§ **INSTRUCTIONS FOR THE TASK**:
Can you reproduce the data beneath, keeping every line exact?

########################################

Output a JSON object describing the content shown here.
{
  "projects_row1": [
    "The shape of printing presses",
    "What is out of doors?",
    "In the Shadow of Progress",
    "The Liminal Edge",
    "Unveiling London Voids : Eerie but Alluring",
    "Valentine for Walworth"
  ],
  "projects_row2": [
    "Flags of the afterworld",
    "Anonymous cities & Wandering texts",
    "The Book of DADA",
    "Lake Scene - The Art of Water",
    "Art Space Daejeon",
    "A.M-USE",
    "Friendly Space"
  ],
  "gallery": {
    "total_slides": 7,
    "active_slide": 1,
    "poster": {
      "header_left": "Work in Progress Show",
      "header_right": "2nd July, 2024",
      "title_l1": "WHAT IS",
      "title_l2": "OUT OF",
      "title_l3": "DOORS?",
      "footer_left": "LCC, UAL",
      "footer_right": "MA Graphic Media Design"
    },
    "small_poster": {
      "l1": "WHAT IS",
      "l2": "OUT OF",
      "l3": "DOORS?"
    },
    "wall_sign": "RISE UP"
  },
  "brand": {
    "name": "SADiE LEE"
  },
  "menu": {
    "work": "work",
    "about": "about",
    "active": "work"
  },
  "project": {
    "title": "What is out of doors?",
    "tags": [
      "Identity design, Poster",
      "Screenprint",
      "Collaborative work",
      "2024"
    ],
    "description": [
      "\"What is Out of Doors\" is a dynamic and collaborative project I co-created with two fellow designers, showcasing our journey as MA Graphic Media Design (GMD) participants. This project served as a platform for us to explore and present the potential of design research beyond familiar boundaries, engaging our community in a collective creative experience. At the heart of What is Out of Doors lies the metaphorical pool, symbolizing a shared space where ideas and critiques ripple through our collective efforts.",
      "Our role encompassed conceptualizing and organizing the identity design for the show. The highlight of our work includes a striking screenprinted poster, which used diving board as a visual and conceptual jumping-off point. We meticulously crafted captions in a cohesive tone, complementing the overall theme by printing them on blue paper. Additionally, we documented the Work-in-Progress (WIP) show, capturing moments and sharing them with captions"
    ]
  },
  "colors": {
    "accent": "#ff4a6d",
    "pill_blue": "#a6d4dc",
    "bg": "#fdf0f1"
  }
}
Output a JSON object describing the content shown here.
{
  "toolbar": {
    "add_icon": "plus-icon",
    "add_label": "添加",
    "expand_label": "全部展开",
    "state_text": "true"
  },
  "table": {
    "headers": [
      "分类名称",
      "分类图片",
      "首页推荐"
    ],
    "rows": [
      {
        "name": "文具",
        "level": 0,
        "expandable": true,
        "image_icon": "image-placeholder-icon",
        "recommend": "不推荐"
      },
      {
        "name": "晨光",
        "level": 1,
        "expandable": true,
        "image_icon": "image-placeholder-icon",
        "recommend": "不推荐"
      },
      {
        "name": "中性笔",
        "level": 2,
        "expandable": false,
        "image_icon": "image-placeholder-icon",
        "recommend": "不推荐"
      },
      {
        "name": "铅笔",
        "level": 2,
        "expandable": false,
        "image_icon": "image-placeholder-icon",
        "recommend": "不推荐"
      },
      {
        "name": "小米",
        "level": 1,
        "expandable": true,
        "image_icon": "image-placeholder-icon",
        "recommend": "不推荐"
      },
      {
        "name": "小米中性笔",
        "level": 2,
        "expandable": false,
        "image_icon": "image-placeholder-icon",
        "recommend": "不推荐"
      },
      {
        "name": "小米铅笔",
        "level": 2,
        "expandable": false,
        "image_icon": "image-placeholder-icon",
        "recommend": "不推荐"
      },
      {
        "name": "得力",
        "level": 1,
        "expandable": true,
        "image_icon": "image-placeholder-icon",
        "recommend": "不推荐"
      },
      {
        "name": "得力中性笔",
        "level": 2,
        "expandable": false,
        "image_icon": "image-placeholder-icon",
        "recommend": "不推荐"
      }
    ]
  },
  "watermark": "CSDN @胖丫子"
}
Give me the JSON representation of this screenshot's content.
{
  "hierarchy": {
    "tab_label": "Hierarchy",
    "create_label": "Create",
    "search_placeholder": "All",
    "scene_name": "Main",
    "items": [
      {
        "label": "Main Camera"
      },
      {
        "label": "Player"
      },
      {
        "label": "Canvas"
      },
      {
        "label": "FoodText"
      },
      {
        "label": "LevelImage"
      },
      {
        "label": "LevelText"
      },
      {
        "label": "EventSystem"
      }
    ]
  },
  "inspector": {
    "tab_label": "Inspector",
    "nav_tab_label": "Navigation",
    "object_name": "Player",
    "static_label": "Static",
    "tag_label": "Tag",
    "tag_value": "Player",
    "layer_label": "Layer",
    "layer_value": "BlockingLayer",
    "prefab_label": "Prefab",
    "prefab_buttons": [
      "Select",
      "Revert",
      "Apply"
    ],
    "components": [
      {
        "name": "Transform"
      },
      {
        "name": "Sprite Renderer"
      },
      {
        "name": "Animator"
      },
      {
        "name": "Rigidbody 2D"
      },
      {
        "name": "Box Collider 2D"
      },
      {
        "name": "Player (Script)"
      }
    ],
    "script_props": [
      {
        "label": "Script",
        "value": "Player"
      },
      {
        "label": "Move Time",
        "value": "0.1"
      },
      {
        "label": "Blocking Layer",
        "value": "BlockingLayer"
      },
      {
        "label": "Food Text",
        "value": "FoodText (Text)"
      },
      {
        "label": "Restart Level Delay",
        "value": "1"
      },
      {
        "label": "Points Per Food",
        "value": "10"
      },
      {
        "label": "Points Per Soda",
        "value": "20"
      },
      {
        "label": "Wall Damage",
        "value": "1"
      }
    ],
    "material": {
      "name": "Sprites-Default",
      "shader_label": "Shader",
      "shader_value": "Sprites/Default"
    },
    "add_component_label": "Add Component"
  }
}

########################################

§ **WRITTEN SOLUTION**:
Output a JSON object describing the content shown here.
{
  "projects_row1": [
    "The shape of printing presses",
    "What is out of doors?",
    "In the Shadow of Progress",
    "The Liminal Edge",
    "Unveiling London Voids : Eerie but Alluring",
    "Valentine for Walworth"
  ],
  "projects_row2": [
    "Flags of the afterworld",
    "Anonymous cities & Wandering texts",
    "The Book of DADA",
    "Lake Scene - The Art of Water",
    "Art Space Daejeon",
    "A.M-USE",
    "Friendly Space"
  ],
  "gallery": {
    "total_slides": 7,
    "active_slide": 1,
    "poster": {
      "header_left": "Work in Progress Show",
      "header_right": "2nd July, 2024",
      "title_l1": "WHAT IS",
      "title_l2": "OUT OF",
      "title_l3": "DOORS?",
      "footer_left": "LCC, UAL",
      "footer_right": "MA Graphic Media Design"
    },
    "small_poster": {
      "l1": "WHAT IS",
      "l2": "OUT OF",
      "l3": "DOORS?"
    },
    "wall_sign": "RISE UP"
  },
  "brand": {
    "name": "SADiE LEE"
  },
  "menu": {
    "work": "work",
    "about": "about",
    "active": "work"
  },
  "project": {
    "title": "What is out of doors?",
    "tags": [
      "Identity design, Poster",
      "Screenprint",
      "Collaborative work",
      "2024"
    ],
    "description": [
      "\"What is Out of Doors\" is a dynamic and collaborative project I co-created with two fellow designers, showcasing our journey as MA Graphic Media Design (GMD) participants. This project served as a platform for us to explore and present the potential of design research beyond familiar boundaries, engaging our community in a collective creative experience. At the heart of What is Out of Doors lies the metaphorical pool, symbolizing a shared space where ideas and critiques ripple through our collective efforts.",
      "Our role encompassed conceptualizing and organizing the identity design for the show. The highlight of our work includes a striking screenprinted poster, which used diving board as a visual and conceptual jumping-off point. We meticulously crafted captions in a cohesive tone, complementing the overall theme by printing them on blue paper. Additionally, we documented the Work-in-Progress (WIP) show, capturing moments and sharing them with captions"
    ]
  },
  "colors": {
    "accent": "#ff4a6d",
    "pill_blue": "#a6d4dc",
    "bg": "#fdf0f1"
  }
}
Output a JSON object describing the content shown here.
{
  "toolbar": {
    "add_icon": "plus-icon",
    "add_label": "添加",
    "expand_label": "全部展开",
    "state_text": "true"
  },
  "table": {
    "headers": [
      "分类名称",
      "分类图片",
      "首页推荐"
    ],
    "rows": [
      {
        "name": "文具",
        "level": 0,
        "expandable": true,
        "image_icon": "image-placeholder-icon",
        "recommend": "不推荐"
      },
      {
        "name": "晨光",
        "level": 1,
        "expandable": true,
        "image_icon": "image-placeholder-icon",
        "recommend": "不推荐"
      },
      {
        "name": "中性笔",
        "level": 2,
        "expandable": false,
        "image_icon": "image-placeholder-icon",
        "recommend": "不推荐"
      },
      {
        "name": "铅笔",
        "level": 2,
        "expandable": false,
        "image_icon": "image-placeholder-icon",
        "recommend": "不推荐"
      },
      {
        "name": "小米",
        "level": 1,
        "expandable": true,
        "image_icon": "image-placeholder-icon",
        "recommend": "不推荐"
      },
      {
        "name": "小米中性笔",
        "level": 2,
        "expandable": false,
        "image_icon": "image-placeholder-icon",
        "recommend": "不推荐"
      },
      {
        "name": "小米铅笔",
        "level": 2,
        "expandable": false,
        "image_icon": "image-placeholder-icon",
        "recommend": "不推荐"
      },
      {
        "name": "得力",
        "level": 1,
        "expandable": true,
        "image_icon": "image-placeholder-icon",
        "recommend": "不推荐"
      },
      {
        "name": "得力中性笔",
        "level": 2,
        "expandable": false,
        "image_icon": "image-placeholder-icon",
        "recommend": "不推荐"
      }
    ]
  },
  "watermark": "CSDN @胖丫子"
}
Give me the JSON representation of this screenshot's content.
{
  "hierarchy": {
    "tab_label": "Hierarchy",
    "create_label": "Create",
    "search_placeholder": "All",
    "scene_name": "Main",
    "items": [
      {
        "label": "Main Camera"
      },
      {
        "label": "Player"
      },
      {
        "label": "Canvas"
      },
      {
        "label": "FoodText"
      },
      {
        "label": "LevelImage"
      },
      {
        "label": "LevelText"
      },
      {
        "label": "EventSystem"
      }
    ]
  },
  "inspector": {
    "tab_label": "Inspector",
    "nav_tab_label": "Navigation",
    "object_name": "Player",
    "static_label": "Static",
    "tag_label": "Tag",
    "tag_value": "Player",
    "layer_label": "Layer",
    "layer_value": "BlockingLayer",
    "prefab_label": "Prefab",
    "prefab_buttons": [
      "Select",
      "Revert",
      "Apply"
    ],
    "components": [
      {
        "name": "Transform"
      },
      {
        "name": "Sprite Renderer"
      },
      {
        "name": "Animator"
      },
      {
        "name": "Rigidbody 2D"
      },
      {
        "name": "Box Collider 2D"
      },
      {
        "name": "Player (Script)"
      }
    ],
    "script_props": [
      {
        "label": "Script",
        "value": "Player"
      },
      {
        "label": "Move Time",
        "value": "0.1"
      },
      {
        "label": "Blocking Layer",
        "value": "BlockingLayer"
      },
      {
        "label": "Food Text",
        "value": "FoodText (Text)"
      },
      {
        "label": "Restart Level Delay",
        "value": "1"
      },
      {
        "label": "Points Per Food",
        "value": "10"
      },
      {
        "label": "Points Per Soda",
        "value": "20"
      },
      {
        "label": "Wall Damage",
        "value": "1"
      }
    ],
    "material": {
      "name": "Sprites-Default",
      "shader_label": "Shader",
      "shader_value": "Sprites/Default"
    },
    "add_component_label": "Add Component"
  }
}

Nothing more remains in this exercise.